WHAT IS NEEDED |
Search the material below for the string "addition" and extract each line that has it.

>> Start TASK MATERIAL

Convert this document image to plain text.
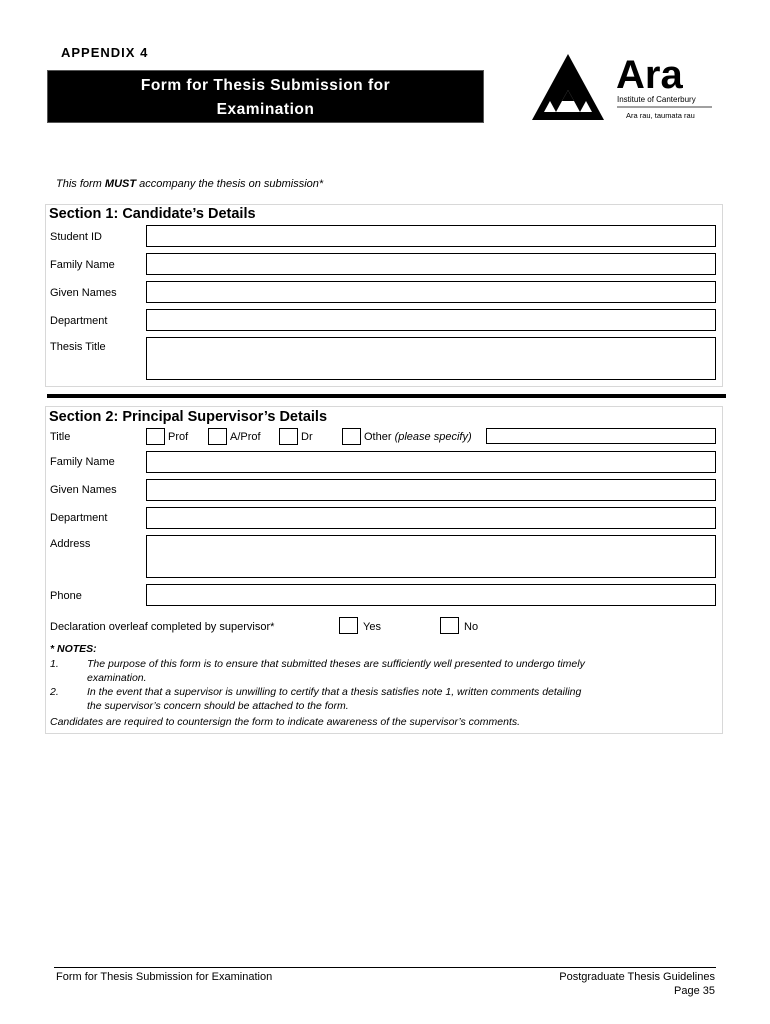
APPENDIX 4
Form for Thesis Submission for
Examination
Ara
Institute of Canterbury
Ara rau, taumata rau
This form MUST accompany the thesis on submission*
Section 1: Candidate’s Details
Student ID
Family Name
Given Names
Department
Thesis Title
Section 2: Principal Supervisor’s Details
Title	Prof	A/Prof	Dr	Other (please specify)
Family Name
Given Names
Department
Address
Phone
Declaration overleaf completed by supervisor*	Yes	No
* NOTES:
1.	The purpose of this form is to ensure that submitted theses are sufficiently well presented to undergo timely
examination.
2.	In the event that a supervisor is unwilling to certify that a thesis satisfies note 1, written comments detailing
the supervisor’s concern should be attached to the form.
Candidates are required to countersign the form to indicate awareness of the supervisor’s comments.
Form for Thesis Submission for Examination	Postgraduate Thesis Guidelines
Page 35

>> End TASK MATERIAL
>> Start TASK MATERIAL

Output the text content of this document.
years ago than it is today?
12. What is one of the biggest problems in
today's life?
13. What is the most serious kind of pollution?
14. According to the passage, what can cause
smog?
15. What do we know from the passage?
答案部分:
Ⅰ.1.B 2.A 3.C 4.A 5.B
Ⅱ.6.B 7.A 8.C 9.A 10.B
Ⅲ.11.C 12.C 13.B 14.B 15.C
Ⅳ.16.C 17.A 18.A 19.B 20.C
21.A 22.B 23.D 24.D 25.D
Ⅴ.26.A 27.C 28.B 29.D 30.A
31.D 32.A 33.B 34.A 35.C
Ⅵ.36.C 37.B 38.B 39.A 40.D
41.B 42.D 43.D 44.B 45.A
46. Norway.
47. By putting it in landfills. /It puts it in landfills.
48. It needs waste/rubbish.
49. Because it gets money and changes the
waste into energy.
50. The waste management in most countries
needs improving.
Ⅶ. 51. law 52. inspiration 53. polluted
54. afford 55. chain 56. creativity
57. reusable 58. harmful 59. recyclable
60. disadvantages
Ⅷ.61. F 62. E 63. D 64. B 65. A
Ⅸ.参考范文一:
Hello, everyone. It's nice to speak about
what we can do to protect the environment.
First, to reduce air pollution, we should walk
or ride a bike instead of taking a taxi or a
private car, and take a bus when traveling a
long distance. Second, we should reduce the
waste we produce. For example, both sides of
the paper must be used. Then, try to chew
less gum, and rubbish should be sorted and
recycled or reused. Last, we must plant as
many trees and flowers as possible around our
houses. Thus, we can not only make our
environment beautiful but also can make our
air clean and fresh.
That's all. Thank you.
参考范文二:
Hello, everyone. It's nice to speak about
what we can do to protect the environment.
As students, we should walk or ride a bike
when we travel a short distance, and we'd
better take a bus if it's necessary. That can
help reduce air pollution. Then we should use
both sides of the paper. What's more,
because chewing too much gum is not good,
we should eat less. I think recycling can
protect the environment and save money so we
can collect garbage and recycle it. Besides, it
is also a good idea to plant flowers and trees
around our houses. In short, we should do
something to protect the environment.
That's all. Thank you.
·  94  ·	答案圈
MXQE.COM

>> End TASK MATERIAL
>> Start TASK MATERIAL

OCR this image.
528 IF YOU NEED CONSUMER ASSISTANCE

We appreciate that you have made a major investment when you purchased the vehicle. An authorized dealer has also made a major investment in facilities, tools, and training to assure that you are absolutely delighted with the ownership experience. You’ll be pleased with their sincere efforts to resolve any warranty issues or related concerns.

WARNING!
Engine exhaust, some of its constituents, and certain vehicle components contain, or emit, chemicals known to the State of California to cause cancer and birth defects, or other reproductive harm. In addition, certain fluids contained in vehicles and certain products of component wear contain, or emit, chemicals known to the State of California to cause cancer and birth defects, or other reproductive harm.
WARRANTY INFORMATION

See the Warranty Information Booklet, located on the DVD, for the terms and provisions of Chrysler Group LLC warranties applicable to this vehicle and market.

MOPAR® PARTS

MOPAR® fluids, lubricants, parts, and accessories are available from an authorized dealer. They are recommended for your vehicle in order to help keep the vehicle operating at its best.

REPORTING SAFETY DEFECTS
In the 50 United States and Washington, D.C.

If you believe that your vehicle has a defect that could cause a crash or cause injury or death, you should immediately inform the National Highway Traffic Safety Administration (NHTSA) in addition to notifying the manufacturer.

>> End TASK MATERIAL

THE COMPLETED TASK |
Engine exhaust, some of its constituents, and certain vehicle components contain, or emit, chemicals known to the State of California to cause cancer and birth defects, or other reproductive harm. In addition, certain fluids contained in vehicles and certain products of component wear contain, or emit, chemicals known to the State of California to cause cancer and birth defects, or other reproductive harm.
If you believe that your vehicle has a defect that could cause a crash or cause injury or death, you should immediately inform the National Highway Traffic Safety Administration (NHTSA) in addition to notifying the manufacturer.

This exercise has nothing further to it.